Tony Aubé writes interestingly about how No UI is the New UI:
Out of all the possible forms of input, digital text is the most direct one. Text is constant, it doesn’t carry all the ambiguous information that other forms of communication do, such as voice or gestures. Furthermore, messaging makes for a better user experience than traditional apps because it feels natural and familiar. When messaging becomes the UI, you don’t need to deal with a constant stream of new interfaces all filled with different menus, buttons and labels. This explains the current rise in popularity of invisible and conversational apps, but the reason you should care about them goes beyond that.
He’s talking here about “invisible apps”: Magic and Operator and to some extent Google Now and Siri; apps that aren’t on a screen. Voice or messaging or text control. And he’s wholly right. Point and click has benefits — it’s a lot easier to find a thing you want to do, if you don’t know what it’s called — but it throws away all the nuance and skill of language and reduces us to cavemen jabbing a finger at a fire and grunting. We’ve spent thousands of years refining words as a way to do things; they are good at communicating intent1. On balance, they’re better than pictures, although obviously some sort of harmony of the two is better still. Ikea do a reasonable job of providing build instructions for Billy bookcases without using any words at all, but I don’t think I’d like to see their drawings of what “honour” is, or how to run a conference.
The problem is that, until very recently, and honestly pretty much still, a computer can’t understand the nuance of language. So “use language to control computers” meant “learn the computer’s language”, not “the computer learns yours”. Echo, Cortana, Siri, Google Now, Mycroft are all steps in a direction of improving that; Soli is a step in a different direction, but still a valuable one. But we’re still at the stage of “understand the computer’s language”, although the computer’s language has got better. I can happily ask Google Now “what’s this song?”, or “what am I listening to?”, but if I ask it “who sang this?” then my result is a search rather than music identification. Interactive fiction went from “OPEN DOOR” to being able to understand a bewildering variety of more complex statements, but you still have to speak in “textadventurese”: “push over the large jewelled idol” is fine, but “gently push it over” generally isn’t. And tellingly IF still tends to avoid conversations, replacing them with conversation menus or “tell Eric about (topic)”.
“User interface” doesn’t just mean “pixels on a screen”, though. “In a world where computer can see, listen, talk, understand and reply to you, what is the purpose of a user interface?”, asks Aubé. The computer seeing you, listening to you, talking to you, understanding you, and replying to you is the user interface.
·····
Continue the piece on conversational interfaces from the point where it stops. The data that comes next is separate material and has no connection to the text above.

### [LISTED RECORDS]
·····
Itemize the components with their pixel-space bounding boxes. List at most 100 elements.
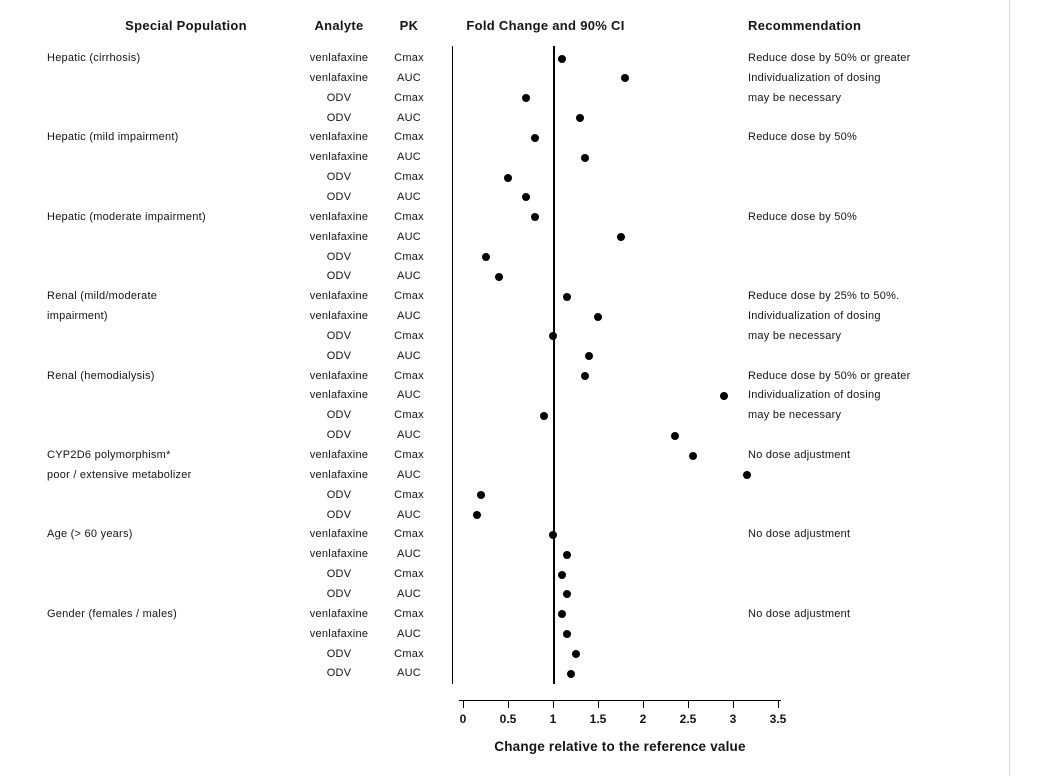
pk-label: Cmax (394, 290, 424, 303)
analyte-label: ODV (326, 171, 352, 184)
pk-label: Cmax (394, 449, 424, 461)
pk-label: Cmax (394, 250, 424, 263)
data-point-dot (621, 74, 629, 83)
recommendation-label: Reduce dose by 50% or greater (748, 369, 911, 382)
pk-label: Cmax (394, 647, 424, 660)
recommendation-label: Individualization of dosing (748, 310, 881, 323)
analyte-label: venlafaxine (309, 548, 369, 561)
data-point-dot (540, 411, 548, 420)
pk-label: AUC (397, 508, 421, 521)
analyte-label: ODV (326, 429, 352, 442)
recommendation-label: Individualization of dosing (748, 389, 881, 402)
recommendation-label: No dose adjustment (748, 528, 851, 541)
recommendation-label: Reduce dose by 50% or greater (748, 52, 911, 64)
analyte-label: ODV (326, 587, 352, 600)
analyte-label: venlafaxine (309, 627, 369, 640)
pk-label: AUC (397, 111, 421, 124)
pk-label: AUC (397, 270, 421, 283)
x-tick-label: 3.5 (769, 712, 787, 726)
pk-label: Cmax (394, 91, 424, 104)
pk-label: AUC (397, 587, 421, 600)
population-label: Hepatic (cirrhosis) (47, 52, 141, 64)
data-point-dot (576, 114, 584, 123)
analyte-label: venlafaxine (309, 290, 369, 303)
pk-label: Cmax (394, 210, 424, 223)
data-point-dot (531, 213, 539, 222)
analyte-label: ODV (326, 409, 352, 422)
analyte-label: ODV (326, 329, 352, 342)
data-point-dot (531, 133, 539, 142)
pk-label: Cmax (394, 409, 424, 422)
analyte-label: venlafaxine (309, 389, 369, 402)
data-point-dot (562, 550, 571, 559)
data-point-dot (549, 530, 557, 539)
header-recommendation: Recommendation (748, 18, 862, 33)
analyte-label: venlafaxine (309, 449, 369, 461)
recommendation-label: No dose adjustment (748, 449, 851, 461)
recommendation-label: Individualization of dosing (748, 71, 881, 84)
population-label: Renal (hemodialysis) (47, 369, 155, 382)
data-point-dot (670, 431, 679, 440)
data-point-dot (562, 630, 571, 639)
analyte-label: venlafaxine (309, 468, 369, 481)
analyte-label: venlafaxine (309, 310, 369, 323)
header-fold-change: Fold Change and 90% CI (466, 18, 625, 33)
data-point-dot (558, 54, 566, 63)
recommendation-label: may be necessary (748, 409, 842, 422)
x-tick (508, 700, 509, 708)
header-pk: PK (399, 18, 419, 33)
data-point-dot (472, 511, 481, 520)
x-tick-label: 2.5 (679, 712, 697, 726)
pk-label: AUC (397, 429, 421, 442)
x-tick (553, 700, 554, 708)
analyte-label: ODV (326, 568, 352, 581)
analyte-label: ODV (326, 488, 352, 501)
data-point-dot (688, 451, 697, 460)
x-tick (778, 700, 779, 708)
population-label: poor / extensive metabolizer (47, 468, 192, 481)
data-point-dot (495, 272, 503, 281)
analyte-label: ODV (326, 250, 352, 263)
analyte-label: venlafaxine (309, 528, 369, 541)
y-axis-line (452, 46, 453, 684)
pk-label: Cmax (394, 528, 424, 541)
pk-label: AUC (397, 71, 421, 84)
data-point-dot (616, 233, 625, 242)
analyte-label: venlafaxine (309, 71, 369, 84)
analyte-label: ODV (326, 667, 352, 680)
analyte-label: venlafaxine (309, 52, 369, 64)
reference-line (553, 46, 555, 684)
pk-label: AUC (397, 151, 421, 164)
data-point-dot (742, 471, 751, 480)
page-right-border (1009, 0, 1010, 776)
data-point-dot (594, 312, 602, 321)
analyte-label: ODV (326, 111, 352, 124)
population-label: Hepatic (mild impairment) (47, 131, 179, 144)
analyte-label: venlafaxine (309, 131, 369, 144)
data-point-dot (522, 94, 530, 103)
x-tick (463, 700, 464, 708)
x-tick-label: 1.5 (589, 712, 607, 726)
x-tick-label: 2 (639, 712, 647, 726)
analyte-label: ODV (326, 508, 352, 521)
x-tick (733, 700, 734, 708)
pk-label: Cmax (394, 607, 424, 620)
population-label: impairment) (47, 310, 108, 323)
x-axis-title: Change relative to the reference value (494, 739, 746, 754)
analyte-label: ODV (326, 270, 352, 283)
analyte-label: ODV (326, 647, 352, 660)
data-point-dot (720, 391, 728, 400)
population-label: Hepatic (moderate impairment) (47, 210, 206, 223)
data-point-dot (562, 590, 571, 599)
analyte-label: venlafaxine (309, 230, 369, 243)
recommendation-label: Reduce dose by 50% (748, 131, 858, 144)
data-point-dot (477, 491, 485, 500)
data-point-dot (549, 332, 557, 341)
recommendation-label: No dose adjustment (748, 607, 851, 620)
header-analyte: Analyte (314, 18, 364, 33)
data-point-dot (585, 352, 593, 361)
pk-label: AUC (397, 667, 421, 680)
pk-label: Cmax (394, 329, 424, 342)
data-point-dot (558, 570, 566, 579)
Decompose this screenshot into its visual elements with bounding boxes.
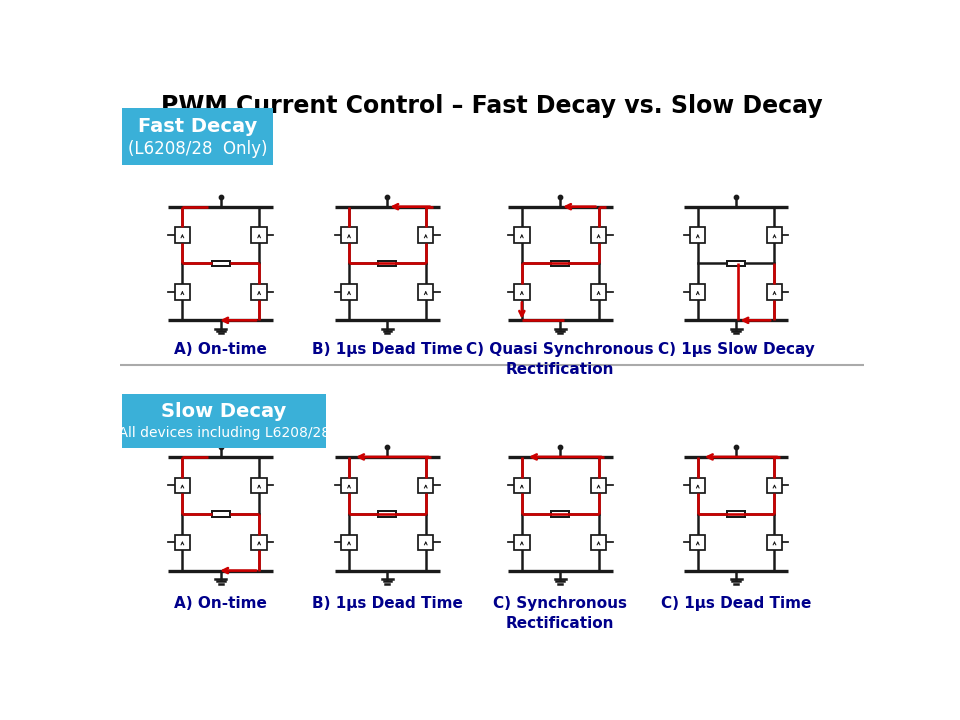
Bar <box>591 228 606 243</box>
Text: (L6208/28  Only): (L6208/28 Only) <box>128 140 267 158</box>
Bar <box>551 261 569 266</box>
Bar <box>767 477 782 493</box>
Bar <box>212 511 229 516</box>
Bar <box>727 511 745 516</box>
Text: C) 1μs Slow Decay: C) 1μs Slow Decay <box>658 342 815 357</box>
Bar <box>767 284 782 300</box>
Bar <box>418 284 433 300</box>
Bar <box>690 284 706 300</box>
Text: (All devices including L6208/28): (All devices including L6208/28) <box>112 426 335 440</box>
Bar <box>342 284 357 300</box>
Bar <box>690 228 706 243</box>
Bar <box>418 534 433 550</box>
Bar <box>515 284 530 300</box>
Bar <box>378 261 396 266</box>
Text: Fast Decay: Fast Decay <box>138 117 257 136</box>
Bar <box>175 477 190 493</box>
Bar <box>175 534 190 550</box>
Bar <box>212 261 229 266</box>
Bar <box>515 228 530 243</box>
Bar <box>767 228 782 243</box>
Text: C) Synchronous
Rectification: C) Synchronous Rectification <box>493 596 627 631</box>
Bar <box>175 228 190 243</box>
Bar <box>690 477 706 493</box>
Bar <box>252 477 267 493</box>
Bar <box>378 511 396 516</box>
Bar <box>252 534 267 550</box>
Bar <box>175 284 190 300</box>
Text: C) Quasi Synchronous
Rectification: C) Quasi Synchronous Rectification <box>467 342 654 377</box>
Text: C) 1μs Dead Time: C) 1μs Dead Time <box>660 596 811 611</box>
Text: Slow Decay: Slow Decay <box>161 402 286 421</box>
Bar <box>727 261 745 266</box>
Bar <box>418 228 433 243</box>
Bar <box>591 284 606 300</box>
Bar <box>342 477 357 493</box>
Bar <box>690 534 706 550</box>
Bar <box>342 534 357 550</box>
Bar <box>591 477 606 493</box>
Bar <box>252 284 267 300</box>
Text: A) On-time: A) On-time <box>175 342 267 357</box>
Text: B) 1μs Dead Time: B) 1μs Dead Time <box>312 342 463 357</box>
Bar <box>342 228 357 243</box>
Bar <box>418 477 433 493</box>
Text: B) 1μs Dead Time: B) 1μs Dead Time <box>312 596 463 611</box>
Text: A) On-time: A) On-time <box>175 596 267 611</box>
FancyBboxPatch shape <box>122 108 274 165</box>
Text: PWM Current Control – Fast Decay vs. Slow Decay: PWM Current Control – Fast Decay vs. Slo… <box>161 94 823 117</box>
Bar <box>515 477 530 493</box>
Bar <box>767 534 782 550</box>
Bar <box>591 534 606 550</box>
Bar <box>551 511 569 516</box>
FancyBboxPatch shape <box>122 395 326 449</box>
Bar <box>252 228 267 243</box>
Bar <box>515 534 530 550</box>
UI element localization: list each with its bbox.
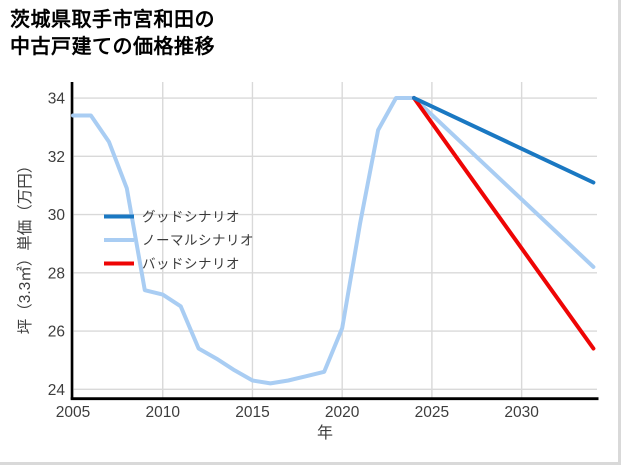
y-tick-label: 26 [48,324,65,341]
chart-title-line1: 茨城県取手市宮和田の [10,9,215,31]
x-tick-label: 2020 [325,404,360,421]
x-tick-label: 2025 [415,404,449,421]
y-tick-label: 28 [48,265,65,282]
y-tick-label: 30 [48,207,66,224]
chart-title: 茨城県取手市宮和田の 中古戸建ての価格推移 [10,7,215,61]
legend-label-bad: バッドシナリオ [142,257,240,272]
y-axis-label: 坪（3.3㎡）単価（万円） [16,158,34,335]
x-tick-label: 2005 [56,404,90,421]
bad-series-line [412,96,596,351]
chart-title-line2: 中古戸建ての価格推移 [10,36,215,58]
x-tick-label: 2015 [235,404,269,421]
x-axis-label: 年 [317,424,333,442]
x-tick-label: 2010 [145,404,180,421]
legend-label-good: グッドシナリオ [142,210,240,225]
history-series-line [71,96,416,386]
normal-series-line [412,96,596,269]
y-tick-label: 24 [48,382,66,399]
y-tick-label: 34 [48,91,66,108]
good-series-line [412,96,596,185]
y-tick-label: 32 [48,149,65,166]
x-tick-label: 2030 [504,404,539,421]
legend-label-normal: ノーマルシナリオ [142,233,254,248]
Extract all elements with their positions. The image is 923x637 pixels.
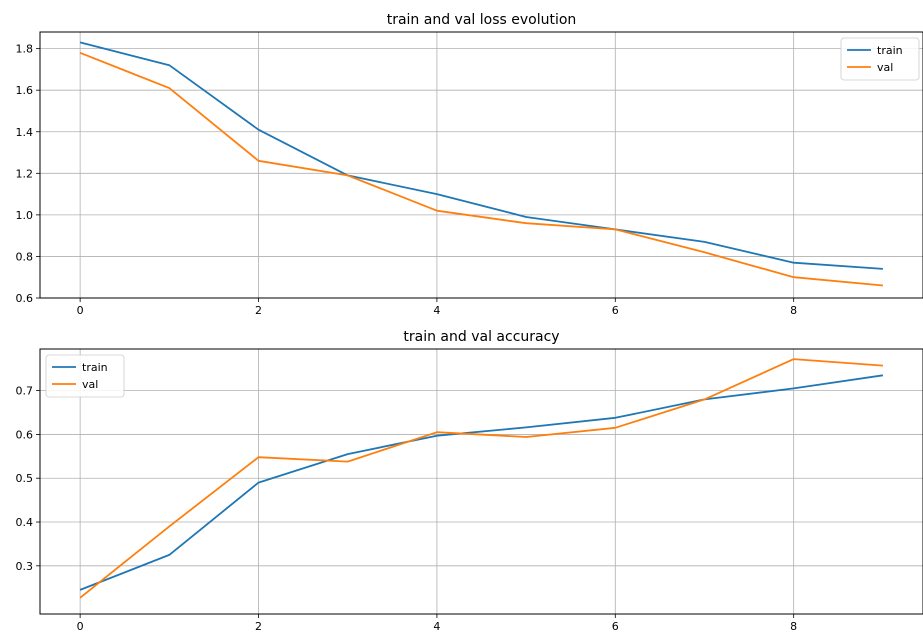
y-tick-label: 1.8	[16, 43, 34, 56]
legend: train val	[840, 37, 920, 81]
axes-frame	[39, 348, 923, 615]
x-tick-label: 4	[433, 304, 440, 317]
legend-label: val	[877, 61, 893, 74]
plot-area	[40, 32, 923, 298]
y-tick-label: 0.3	[16, 560, 34, 573]
series-line-val	[79, 51, 883, 287]
chart-title: train and val loss evolution	[387, 12, 577, 28]
x-tick-label: 0	[77, 304, 84, 317]
x-tick-label: 0	[77, 620, 84, 633]
series-line-val	[79, 358, 883, 599]
y-tick-label: 0.8	[16, 250, 34, 263]
legend-label: val	[82, 378, 98, 391]
x-tick-label: 2	[255, 620, 262, 633]
y-tick-label: 0.5	[16, 472, 34, 485]
plot-area	[40, 349, 923, 614]
chart-loss: train and val loss evolution 0 2 4 6 8 0.6 0.8…	[16, 12, 923, 317]
series-line-train	[79, 41, 883, 270]
legend-label: train	[877, 44, 903, 57]
y-tick-label: 0.4	[16, 516, 34, 529]
y-tick-label: 1.4	[16, 126, 34, 139]
y-tick-label: 0.7	[16, 385, 34, 398]
series-line-train	[79, 374, 884, 591]
y-tick-label: 0.6	[16, 428, 34, 441]
x-tick-label: 6	[612, 304, 619, 317]
x-tick-label: 6	[612, 620, 619, 633]
legend: train val	[45, 354, 125, 398]
y-tick-label: 1.2	[16, 167, 34, 180]
y-tick-label: 1.6	[16, 84, 34, 97]
y-tick-label: 0.6	[16, 292, 34, 305]
axes-frame	[39, 31, 923, 299]
legend-frame	[45, 354, 125, 398]
chart-accuracy: train and val accuracy 0 2 4 6 8 0.3 0.4 0.5 0.6…	[16, 329, 923, 633]
x-tick-label: 8	[790, 620, 797, 633]
legend-label: train	[82, 361, 108, 374]
legend-frame	[840, 37, 920, 81]
x-tick-label: 4	[433, 620, 440, 633]
x-tick-label: 8	[790, 304, 797, 317]
chart-title: train and val accuracy	[403, 329, 559, 345]
y-tick-label: 1.0	[16, 209, 34, 222]
x-tick-label: 2	[255, 304, 262, 317]
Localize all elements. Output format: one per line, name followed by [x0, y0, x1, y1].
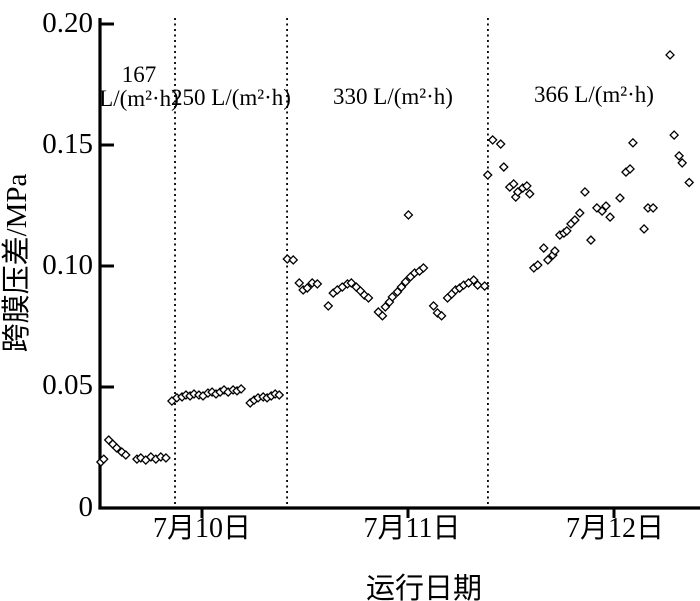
·····
### [RESULT OF THE TASK]
In that list, currently:
- seeing you is hard and not very reliable (obvious example: Kinect)
- listening to you is either easy (if “listening” and “hearing” are the same thing) or very difficult (if “listening” implies active interest rather than just passively recording everything said around it)
- talking to you is easy, although (as with humans) working out what to say is not, and it’s still entirely obvious that a voice is a computer
- understanding you is laughably incomplete and is obviously the core of the problem, although explaining one’s ideas and being understood by people is also the core problem of civilisation and we haven’t cracked that one yet either
- replying to you requires listening to you, talking to you, and understanding you.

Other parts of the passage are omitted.